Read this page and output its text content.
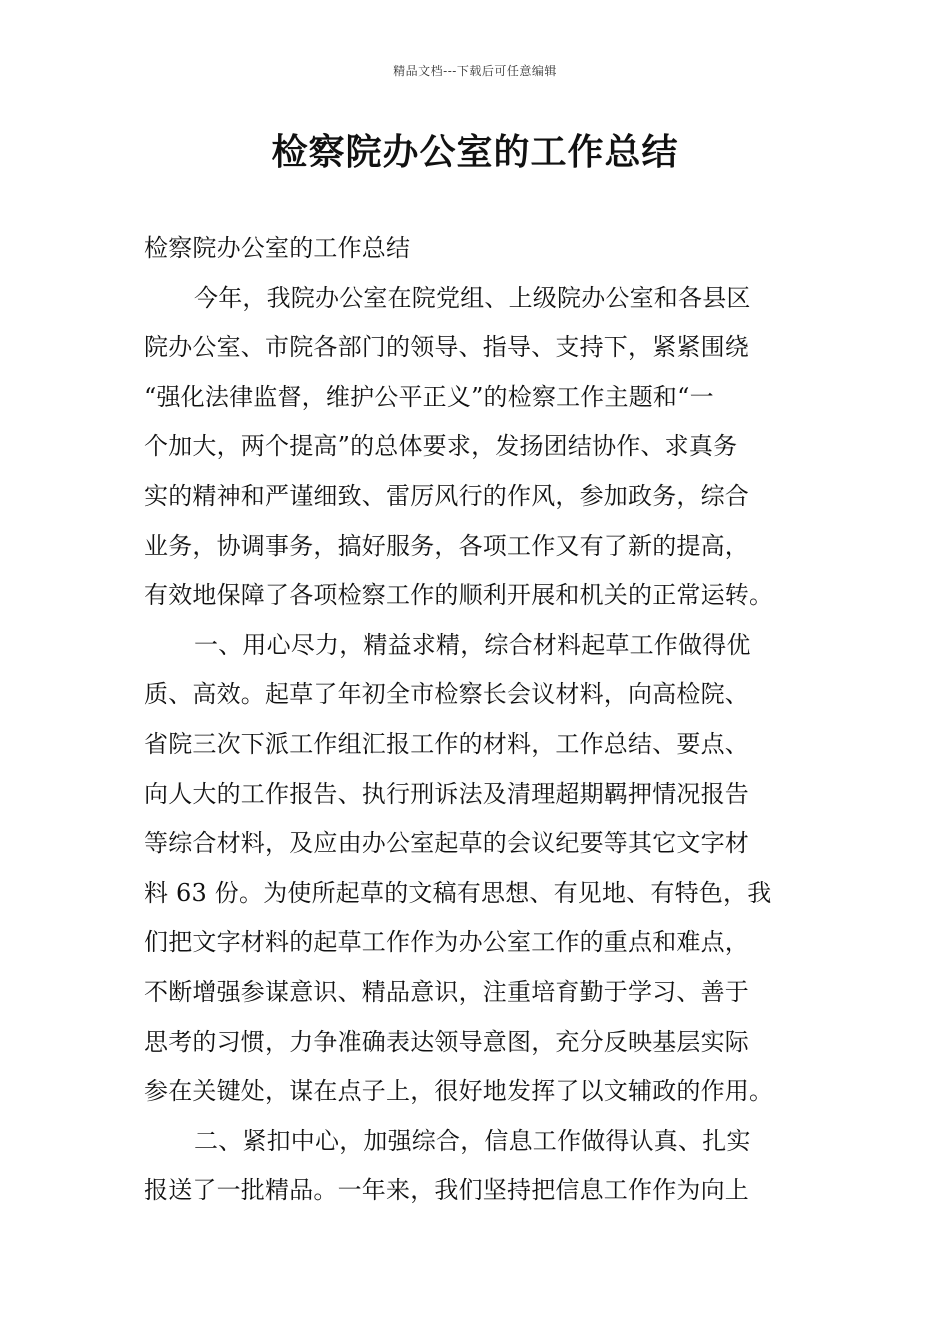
精品文档---下载后可任意编辑
检察院办公室的工作总结
检察院办公室的工作总结
今年，我院办公室在院党组、上级院办公室和各县区
院办公室、市院各部门的领导、指导、支持下，紧紧围绕
“强化法律监督，维护公平正义”的检察工作主题和“一
个加大，两个提高”的总体要求，发扬团结协作、求真务
实的精神和严谨细致、雷厉风行的作风，参加政务，综合
业务，协调事务，搞好服务，各项工作又有了新的提高，
有效地保障了各项检察工作的顺利开展和机关的正常运转。
一、用心尽力，精益求精，综合材料起草工作做得优
质、高效。起草了年初全市检察长会议材料，向高检院、
省院三次下派工作组汇报工作的材料，工作总结、要点、
向人大的工作报告、执行刑诉法及清理超期羁押情况报告
等综合材料，及应由办公室起草的会议纪要等其它文字材
料 63 份。为使所起草的文稿有思想、有见地、有特色，我
们把文字材料的起草工作作为办公室工作的重点和难点，
不断增强参谋意识、精品意识，注重培育勤于学习、善于
思考的习惯，力争准确表达领导意图，充分反映基层实际
参在关键处，谋在点子上，很好地发挥了以文辅政的作用。
二、紧扣中心，加强综合，信息工作做得认真、扎实
报送了一批精品。一年来，我们坚持把信息工作作为向上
......
YOUR OBJECTIVE | Working from the lines above, reproduce the material exactly and exclude its pictures.

EXERCISE ANSWER |
Read this page and output its text content.
精品文档---下载后可任意编辑
检察院办公室的工作总结
检察院办公室的工作总结
今年，我院办公室在院党组、上级院办公室和各县区
院办公室、市院各部门的领导、指导、支持下，紧紧围绕
“强化法律监督，维护公平正义”的检察工作主题和“一
个加大，两个提高”的总体要求，发扬团结协作、求真务
实的精神和严谨细致、雷厉风行的作风，参加政务，综合
业务，协调事务，搞好服务，各项工作又有了新的提高，
有效地保障了各项检察工作的顺利开展和机关的正常运转。
一、用心尽力，精益求精，综合材料起草工作做得优
质、高效。起草了年初全市检察长会议材料，向高检院、
省院三次下派工作组汇报工作的材料，工作总结、要点、
向人大的工作报告、执行刑诉法及清理超期羁押情况报告
等综合材料，及应由办公室起草的会议纪要等其它文字材
料 63 份。为使所起草的文稿有思想、有见地、有特色，我
们把文字材料的起草工作作为办公室工作的重点和难点，
不断增强参谋意识、精品意识，注重培育勤于学习、善于
思考的习惯，力争准确表达领导意图，充分反映基层实际
参在关键处，谋在点子上，很好地发挥了以文辅政的作用。
二、紧扣中心，加强综合，信息工作做得认真、扎实
报送了一批精品。一年来，我们坚持把信息工作作为向上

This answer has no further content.